**** EXERCISE INPUT ****

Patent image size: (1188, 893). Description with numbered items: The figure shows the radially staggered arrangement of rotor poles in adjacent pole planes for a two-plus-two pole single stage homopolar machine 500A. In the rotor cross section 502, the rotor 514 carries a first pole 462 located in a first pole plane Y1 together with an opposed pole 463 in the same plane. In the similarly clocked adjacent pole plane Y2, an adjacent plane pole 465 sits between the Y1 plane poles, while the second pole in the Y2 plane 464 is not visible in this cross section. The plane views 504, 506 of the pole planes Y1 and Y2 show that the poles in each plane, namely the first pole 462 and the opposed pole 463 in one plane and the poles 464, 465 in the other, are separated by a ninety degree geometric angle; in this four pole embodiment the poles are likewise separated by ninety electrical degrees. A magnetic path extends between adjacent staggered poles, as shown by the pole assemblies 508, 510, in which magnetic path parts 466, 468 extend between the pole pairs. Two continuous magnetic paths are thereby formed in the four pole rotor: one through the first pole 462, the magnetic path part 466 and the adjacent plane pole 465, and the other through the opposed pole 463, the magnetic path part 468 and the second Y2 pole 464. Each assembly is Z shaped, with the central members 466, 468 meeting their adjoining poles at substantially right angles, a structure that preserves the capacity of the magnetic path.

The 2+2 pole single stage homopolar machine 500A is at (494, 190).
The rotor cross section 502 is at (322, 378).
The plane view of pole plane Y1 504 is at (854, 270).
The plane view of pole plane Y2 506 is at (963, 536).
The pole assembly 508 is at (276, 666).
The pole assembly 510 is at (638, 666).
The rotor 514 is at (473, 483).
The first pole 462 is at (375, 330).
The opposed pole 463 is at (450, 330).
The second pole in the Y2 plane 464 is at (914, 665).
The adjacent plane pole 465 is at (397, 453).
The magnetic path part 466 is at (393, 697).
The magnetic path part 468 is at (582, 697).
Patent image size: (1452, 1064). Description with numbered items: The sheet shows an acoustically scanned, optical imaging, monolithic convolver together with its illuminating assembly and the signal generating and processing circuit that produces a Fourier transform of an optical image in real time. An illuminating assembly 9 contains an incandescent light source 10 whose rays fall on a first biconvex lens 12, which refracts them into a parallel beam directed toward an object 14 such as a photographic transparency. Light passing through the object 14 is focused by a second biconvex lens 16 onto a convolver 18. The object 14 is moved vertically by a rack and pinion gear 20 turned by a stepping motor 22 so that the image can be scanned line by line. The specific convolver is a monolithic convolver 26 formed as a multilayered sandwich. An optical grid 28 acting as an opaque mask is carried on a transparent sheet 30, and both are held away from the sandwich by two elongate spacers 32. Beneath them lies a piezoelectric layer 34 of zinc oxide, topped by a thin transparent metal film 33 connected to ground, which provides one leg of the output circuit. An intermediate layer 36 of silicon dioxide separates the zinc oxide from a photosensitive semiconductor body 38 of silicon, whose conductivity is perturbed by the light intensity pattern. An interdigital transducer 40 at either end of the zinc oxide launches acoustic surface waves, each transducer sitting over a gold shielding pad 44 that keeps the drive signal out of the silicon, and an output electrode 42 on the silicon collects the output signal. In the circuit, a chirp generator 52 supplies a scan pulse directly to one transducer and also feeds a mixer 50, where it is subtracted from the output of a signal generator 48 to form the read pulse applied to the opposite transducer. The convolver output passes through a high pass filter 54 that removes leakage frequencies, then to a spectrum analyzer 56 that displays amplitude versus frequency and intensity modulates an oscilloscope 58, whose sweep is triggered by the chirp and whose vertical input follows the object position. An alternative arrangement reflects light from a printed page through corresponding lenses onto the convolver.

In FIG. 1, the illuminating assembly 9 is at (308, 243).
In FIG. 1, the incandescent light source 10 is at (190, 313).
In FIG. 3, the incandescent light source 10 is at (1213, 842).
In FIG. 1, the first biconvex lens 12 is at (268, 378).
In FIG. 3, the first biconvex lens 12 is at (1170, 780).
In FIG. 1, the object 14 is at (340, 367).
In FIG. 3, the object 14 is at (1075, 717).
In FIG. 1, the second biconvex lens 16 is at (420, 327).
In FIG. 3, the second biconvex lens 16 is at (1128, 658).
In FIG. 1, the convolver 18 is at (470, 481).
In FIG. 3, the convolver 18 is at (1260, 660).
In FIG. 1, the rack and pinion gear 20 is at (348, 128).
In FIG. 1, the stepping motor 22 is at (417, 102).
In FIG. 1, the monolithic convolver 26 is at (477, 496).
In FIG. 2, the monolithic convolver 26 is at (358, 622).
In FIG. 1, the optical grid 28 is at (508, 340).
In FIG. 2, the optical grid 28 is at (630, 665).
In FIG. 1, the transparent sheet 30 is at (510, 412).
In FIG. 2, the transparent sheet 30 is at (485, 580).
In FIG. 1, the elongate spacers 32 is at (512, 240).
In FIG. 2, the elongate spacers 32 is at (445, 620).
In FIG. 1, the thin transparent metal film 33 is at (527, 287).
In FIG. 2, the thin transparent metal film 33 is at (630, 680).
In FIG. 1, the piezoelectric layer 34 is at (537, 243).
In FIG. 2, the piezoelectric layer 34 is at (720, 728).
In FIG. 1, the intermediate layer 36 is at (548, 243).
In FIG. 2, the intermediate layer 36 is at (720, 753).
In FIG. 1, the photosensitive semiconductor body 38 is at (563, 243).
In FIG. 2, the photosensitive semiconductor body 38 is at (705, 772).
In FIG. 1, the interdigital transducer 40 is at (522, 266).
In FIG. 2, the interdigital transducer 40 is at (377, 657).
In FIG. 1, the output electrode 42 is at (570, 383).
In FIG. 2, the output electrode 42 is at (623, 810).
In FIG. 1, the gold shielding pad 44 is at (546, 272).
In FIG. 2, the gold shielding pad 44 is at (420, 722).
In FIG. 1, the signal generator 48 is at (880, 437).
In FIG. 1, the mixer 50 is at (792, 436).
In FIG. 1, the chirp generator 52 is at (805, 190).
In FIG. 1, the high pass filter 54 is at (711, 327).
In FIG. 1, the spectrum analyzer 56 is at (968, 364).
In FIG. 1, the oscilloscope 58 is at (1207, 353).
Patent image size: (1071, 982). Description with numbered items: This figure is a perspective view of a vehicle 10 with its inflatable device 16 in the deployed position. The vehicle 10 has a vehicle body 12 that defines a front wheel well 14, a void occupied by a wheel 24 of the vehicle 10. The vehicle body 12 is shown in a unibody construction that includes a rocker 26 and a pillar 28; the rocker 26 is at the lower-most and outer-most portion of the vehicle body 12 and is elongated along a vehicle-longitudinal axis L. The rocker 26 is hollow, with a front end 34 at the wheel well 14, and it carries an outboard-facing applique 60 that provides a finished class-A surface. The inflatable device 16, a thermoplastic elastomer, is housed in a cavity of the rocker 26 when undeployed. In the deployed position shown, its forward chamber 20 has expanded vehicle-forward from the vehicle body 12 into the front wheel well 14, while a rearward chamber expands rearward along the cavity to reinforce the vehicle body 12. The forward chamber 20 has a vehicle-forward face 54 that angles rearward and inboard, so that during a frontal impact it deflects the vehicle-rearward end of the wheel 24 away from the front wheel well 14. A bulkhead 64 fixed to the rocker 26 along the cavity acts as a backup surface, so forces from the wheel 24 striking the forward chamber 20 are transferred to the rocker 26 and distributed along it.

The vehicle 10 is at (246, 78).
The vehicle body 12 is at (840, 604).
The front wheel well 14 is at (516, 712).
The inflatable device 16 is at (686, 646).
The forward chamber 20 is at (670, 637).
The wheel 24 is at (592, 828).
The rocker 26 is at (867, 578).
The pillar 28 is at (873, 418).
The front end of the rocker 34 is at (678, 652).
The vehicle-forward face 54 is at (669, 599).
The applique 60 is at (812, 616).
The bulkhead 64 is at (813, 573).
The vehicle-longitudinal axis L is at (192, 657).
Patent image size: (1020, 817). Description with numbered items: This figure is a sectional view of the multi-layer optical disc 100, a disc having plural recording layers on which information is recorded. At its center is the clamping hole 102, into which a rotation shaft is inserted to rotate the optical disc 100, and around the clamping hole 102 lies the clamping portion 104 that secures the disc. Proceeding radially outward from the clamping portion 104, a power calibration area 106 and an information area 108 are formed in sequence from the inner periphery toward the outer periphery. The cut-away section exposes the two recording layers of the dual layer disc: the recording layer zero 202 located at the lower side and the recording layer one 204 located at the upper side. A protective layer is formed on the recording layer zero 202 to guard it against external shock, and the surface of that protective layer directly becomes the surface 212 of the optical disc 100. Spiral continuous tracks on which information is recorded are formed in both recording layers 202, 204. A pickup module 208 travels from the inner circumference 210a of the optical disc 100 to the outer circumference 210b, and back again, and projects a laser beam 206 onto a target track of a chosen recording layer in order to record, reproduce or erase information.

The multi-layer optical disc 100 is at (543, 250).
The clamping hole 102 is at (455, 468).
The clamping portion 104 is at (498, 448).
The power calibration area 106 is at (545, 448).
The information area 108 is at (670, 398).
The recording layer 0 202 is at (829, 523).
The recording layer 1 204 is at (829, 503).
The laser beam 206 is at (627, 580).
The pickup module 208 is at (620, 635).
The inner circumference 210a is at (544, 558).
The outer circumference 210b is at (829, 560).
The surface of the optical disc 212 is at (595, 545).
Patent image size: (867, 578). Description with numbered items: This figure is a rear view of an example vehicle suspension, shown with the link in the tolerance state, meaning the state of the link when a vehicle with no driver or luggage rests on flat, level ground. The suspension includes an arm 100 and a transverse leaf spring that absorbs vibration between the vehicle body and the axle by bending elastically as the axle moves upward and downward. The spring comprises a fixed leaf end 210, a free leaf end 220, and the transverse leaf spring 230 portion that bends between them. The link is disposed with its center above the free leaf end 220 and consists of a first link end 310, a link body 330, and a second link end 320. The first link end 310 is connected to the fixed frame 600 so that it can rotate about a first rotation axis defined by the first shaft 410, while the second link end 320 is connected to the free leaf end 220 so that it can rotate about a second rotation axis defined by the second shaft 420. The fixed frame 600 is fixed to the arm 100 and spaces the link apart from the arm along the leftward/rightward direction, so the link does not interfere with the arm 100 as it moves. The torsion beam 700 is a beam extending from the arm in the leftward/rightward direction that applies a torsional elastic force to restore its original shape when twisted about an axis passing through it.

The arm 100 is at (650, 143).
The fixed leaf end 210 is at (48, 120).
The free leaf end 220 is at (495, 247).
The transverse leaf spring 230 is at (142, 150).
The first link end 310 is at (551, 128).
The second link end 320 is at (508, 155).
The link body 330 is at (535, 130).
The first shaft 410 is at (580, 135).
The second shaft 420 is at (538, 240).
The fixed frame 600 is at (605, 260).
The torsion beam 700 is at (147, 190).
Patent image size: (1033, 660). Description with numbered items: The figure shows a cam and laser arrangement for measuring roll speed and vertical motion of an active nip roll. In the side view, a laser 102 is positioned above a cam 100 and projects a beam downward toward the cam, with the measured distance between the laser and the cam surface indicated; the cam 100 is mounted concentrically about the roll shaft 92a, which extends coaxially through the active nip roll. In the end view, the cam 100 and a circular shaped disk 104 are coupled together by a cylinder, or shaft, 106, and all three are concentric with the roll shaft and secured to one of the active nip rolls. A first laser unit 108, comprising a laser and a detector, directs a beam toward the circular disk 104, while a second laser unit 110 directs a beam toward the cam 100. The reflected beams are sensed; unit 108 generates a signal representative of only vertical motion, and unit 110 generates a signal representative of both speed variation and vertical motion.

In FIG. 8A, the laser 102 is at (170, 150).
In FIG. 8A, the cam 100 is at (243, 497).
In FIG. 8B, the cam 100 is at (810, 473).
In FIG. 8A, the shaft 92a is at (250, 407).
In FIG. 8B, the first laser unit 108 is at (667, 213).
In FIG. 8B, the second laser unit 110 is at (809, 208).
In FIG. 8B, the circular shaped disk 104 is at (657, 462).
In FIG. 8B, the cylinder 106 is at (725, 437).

****

TASK GOAL: Copy out, word for word, the entries from the line containing "Patent image size: (1033, 660)." through the final line of the entries, including both of these lines.

EXERCISE ANSWER:
Patent image size: (1033, 660). Description with numbered items: The figure shows a cam and laser arrangement for measuring roll speed and vertical motion of an active nip roll. In the side view, a laser 102 is positioned above a cam 100 and projects a beam downward toward the cam, with the measured distance between the laser and the cam surface indicated; the cam 100 is mounted concentrically about the roll shaft 92a, which extends coaxially through the active nip roll. In the end view, the cam 100 and a circular shaped disk 104 are coupled together by a cylinder, or shaft, 106, and all three are concentric with the roll shaft and secured to one of the active nip rolls. A first laser unit 108, comprising a laser and a detector, directs a beam toward the circular disk 104, while a second laser unit 110 directs a beam toward the cam 100. The reflected beams are sensed; unit 108 generates a signal representative of only vertical motion, and unit 110 generates a signal representative of both speed variation and vertical motion.

In FIG. 8A, the laser 102 is at (170, 150).
In FIG. 8A, the cam 100 is at (243, 497).
In FIG. 8B, the cam 100 is at (810, 473).
In FIG. 8A, the shaft 92a is at (250, 407).
In FIG. 8B, the first laser unit 108 is at (667, 213).
In FIG. 8B, the second laser unit 110 is at (809, 208).
In FIG. 8B, the circular shaped disk 104 is at (657, 462).
In FIG. 8B, the cylinder 106 is at (725, 437).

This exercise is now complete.